TASK GOAL:
Wherever a line holds the string "即将处置尚未提足折旧的固定资产", copy that line.

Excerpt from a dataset
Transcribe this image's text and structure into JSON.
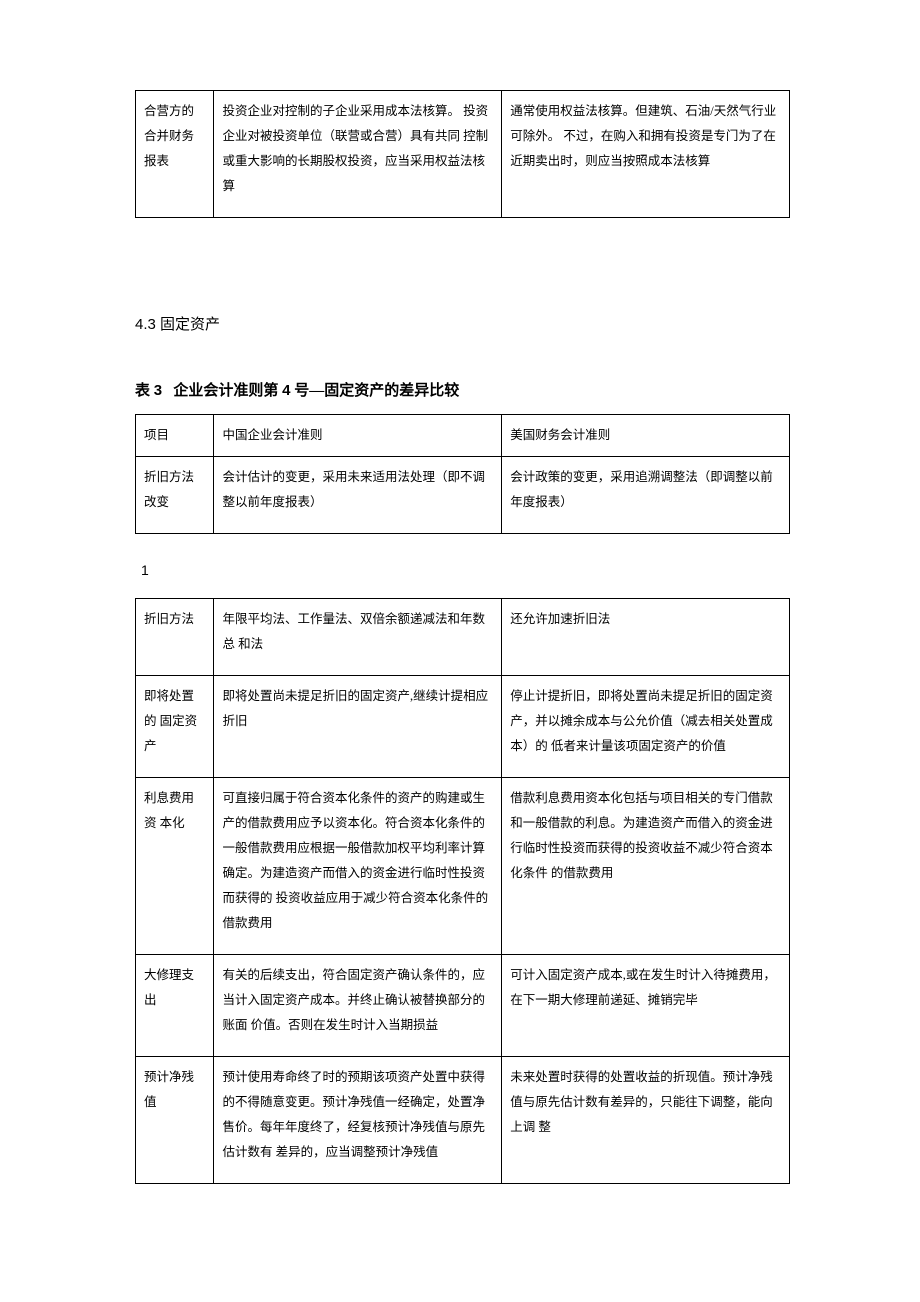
{
  "table1": {
    "rows": [
      {
        "c0": "合营方的合并财务报表",
        "c1": "投资企业对控制的子企业采用成本法核算。 投资企业对被投资单位（联营或合营）具有共同 控制或重大影响的长期股权投资，应当采用权益法核算",
        "c2": "通常使用权益法核算。但建筑、石油/天然气行业可除外。 不过，在购入和拥有投资是专门为了在近期卖出时，则应当按照成本法核算"
      }
    ]
  },
  "section": {
    "number": "4.3",
    "title": "固定资产"
  },
  "table2_caption": {
    "prefix": "表",
    "table_num": "3",
    "mid": "企业会计准则第",
    "std_num": "4",
    "suffix": "号—固定资产的差异比较"
  },
  "table2_header": {
    "c0": "项目",
    "c1": "中国企业会计准则",
    "c2": "美国财务会计准则"
  },
  "table2_rows": [
    {
      "c0": "折旧方法改变",
      "c1": "会计估计的变更，采用未来适用法处理（即不调整以前年度报表）",
      "c2": "会计政策的变更，采用追溯调整法（即调整以前年度报表）"
    }
  ],
  "page_marker": "1",
  "table3_rows": [
    {
      "c0": "折旧方法",
      "c1": "年限平均法、工作量法、双倍余额递减法和年数总 和法",
      "c2": "还允许加速折旧法"
    },
    {
      "c0": "即将处置的 固定资产",
      "c1": "即将处置尚未提足折旧的固定资产,继续计提相应 折旧",
      "c2": "停止计提折旧，即将处置尚未提足折旧的固定资产，并以摊余成本与公允价值（减去相关处置成本）的 低者来计量该项固定资产的价值"
    },
    {
      "c0": "利息费用资 本化",
      "c1": "可直接归属于符合资本化条件的资产的购建或生产的借款费用应予以资本化。符合资本化条件的一般借款费用应根据一般借款加权平均利率计算确定。为建造资产而借入的资金进行临时性投资而获得的 投资收益应用于减少符合资本化条件的借款费用",
      "c2": "借款利息费用资本化包括与项目相关的专门借款和一般借款的利息。为建造资产而借入的资金进行临时性投资而获得的投资收益不减少符合资本化条件 的借款费用"
    },
    {
      "c0": "大修理支出",
      "c1": "有关的后续支出，符合固定资产确认条件的，应当计入固定资产成本。并终止确认被替换部分的账面 价值。否则在发生时计入当期损益",
      "c2": "可计入固定资产成本,或在发生时计入待摊费用， 在下一期大修理前递延、摊销完毕"
    },
    {
      "c0": "预计净残值",
      "c1": "预计使用寿命终了时的预期该项资产处置中获得的不得随意变更。预计净残值一经确定，处置净售价。每年年度终了，经复核预计净残值与原先估计数有 差异的，应当调整预计净残值",
      "c2": "未来处置时获得的处置收益的折现值。预计净残值与原先估计数有差异的，只能往下调整，能向上调 整"
    }
  ]
}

OUTPUT OF THE EXERCISE:
      "c1": "即将处置尚未提足折旧的固定资产,继续计提相应 折旧",
      "c2": "停止计提折旧，即将处置尚未提足折旧的固定资产，并以摊余成本与公允价值（减去相关处置成本）的 低者来计量该项固定资产的价值"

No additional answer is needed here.